◆ Record excerpts:
────────
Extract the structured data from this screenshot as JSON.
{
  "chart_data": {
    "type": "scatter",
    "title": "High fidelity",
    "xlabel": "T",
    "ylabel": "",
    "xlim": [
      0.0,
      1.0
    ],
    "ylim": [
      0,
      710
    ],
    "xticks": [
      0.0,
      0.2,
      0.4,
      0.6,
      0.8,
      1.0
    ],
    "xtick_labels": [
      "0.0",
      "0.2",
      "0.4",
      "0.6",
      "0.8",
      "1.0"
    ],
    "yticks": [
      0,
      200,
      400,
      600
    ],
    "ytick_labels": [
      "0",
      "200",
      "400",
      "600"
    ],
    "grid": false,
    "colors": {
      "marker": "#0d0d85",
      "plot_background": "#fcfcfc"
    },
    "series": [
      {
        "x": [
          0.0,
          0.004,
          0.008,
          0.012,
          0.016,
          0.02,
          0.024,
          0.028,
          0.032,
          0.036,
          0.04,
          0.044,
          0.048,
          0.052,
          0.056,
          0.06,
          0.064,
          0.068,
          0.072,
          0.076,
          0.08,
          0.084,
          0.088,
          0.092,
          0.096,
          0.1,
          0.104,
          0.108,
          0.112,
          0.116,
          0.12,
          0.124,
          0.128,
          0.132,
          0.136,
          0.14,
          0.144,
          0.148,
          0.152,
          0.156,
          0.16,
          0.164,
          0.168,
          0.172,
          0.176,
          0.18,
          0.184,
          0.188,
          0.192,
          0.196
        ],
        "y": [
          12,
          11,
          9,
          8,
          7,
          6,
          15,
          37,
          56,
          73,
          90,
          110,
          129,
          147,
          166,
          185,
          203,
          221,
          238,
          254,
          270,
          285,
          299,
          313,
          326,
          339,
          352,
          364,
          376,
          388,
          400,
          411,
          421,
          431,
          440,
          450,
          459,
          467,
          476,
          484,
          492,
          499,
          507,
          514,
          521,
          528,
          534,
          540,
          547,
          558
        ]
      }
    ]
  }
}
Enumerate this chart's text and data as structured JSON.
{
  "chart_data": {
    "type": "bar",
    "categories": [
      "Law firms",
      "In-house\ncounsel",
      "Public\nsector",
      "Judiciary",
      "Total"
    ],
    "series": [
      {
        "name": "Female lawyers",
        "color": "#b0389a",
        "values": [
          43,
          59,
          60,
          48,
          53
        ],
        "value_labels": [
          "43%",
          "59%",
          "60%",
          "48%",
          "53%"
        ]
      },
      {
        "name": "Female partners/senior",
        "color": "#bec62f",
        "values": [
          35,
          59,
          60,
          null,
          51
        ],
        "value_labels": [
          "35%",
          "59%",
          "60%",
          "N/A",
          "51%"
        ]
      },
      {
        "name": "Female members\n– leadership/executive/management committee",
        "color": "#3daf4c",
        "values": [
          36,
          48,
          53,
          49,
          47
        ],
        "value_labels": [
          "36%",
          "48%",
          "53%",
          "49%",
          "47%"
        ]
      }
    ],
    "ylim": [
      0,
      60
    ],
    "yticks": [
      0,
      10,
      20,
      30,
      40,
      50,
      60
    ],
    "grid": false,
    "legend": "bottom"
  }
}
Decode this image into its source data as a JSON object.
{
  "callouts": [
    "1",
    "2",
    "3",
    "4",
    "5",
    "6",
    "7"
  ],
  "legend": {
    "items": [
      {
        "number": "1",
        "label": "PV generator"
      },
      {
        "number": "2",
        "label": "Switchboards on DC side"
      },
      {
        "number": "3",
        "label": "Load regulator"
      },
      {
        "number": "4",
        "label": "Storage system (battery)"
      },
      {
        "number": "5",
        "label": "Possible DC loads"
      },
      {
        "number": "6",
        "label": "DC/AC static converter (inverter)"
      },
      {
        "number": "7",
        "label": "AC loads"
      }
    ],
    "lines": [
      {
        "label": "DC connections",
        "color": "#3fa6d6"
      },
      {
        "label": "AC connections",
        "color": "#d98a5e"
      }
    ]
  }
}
────────
◆ Your task: Select all lines in the listing above where the word "structured" appears, and show them.

◆ Task answer:
Extract the structured data from this screenshot as JSON.
Enumerate this chart's text and data as structured JSON.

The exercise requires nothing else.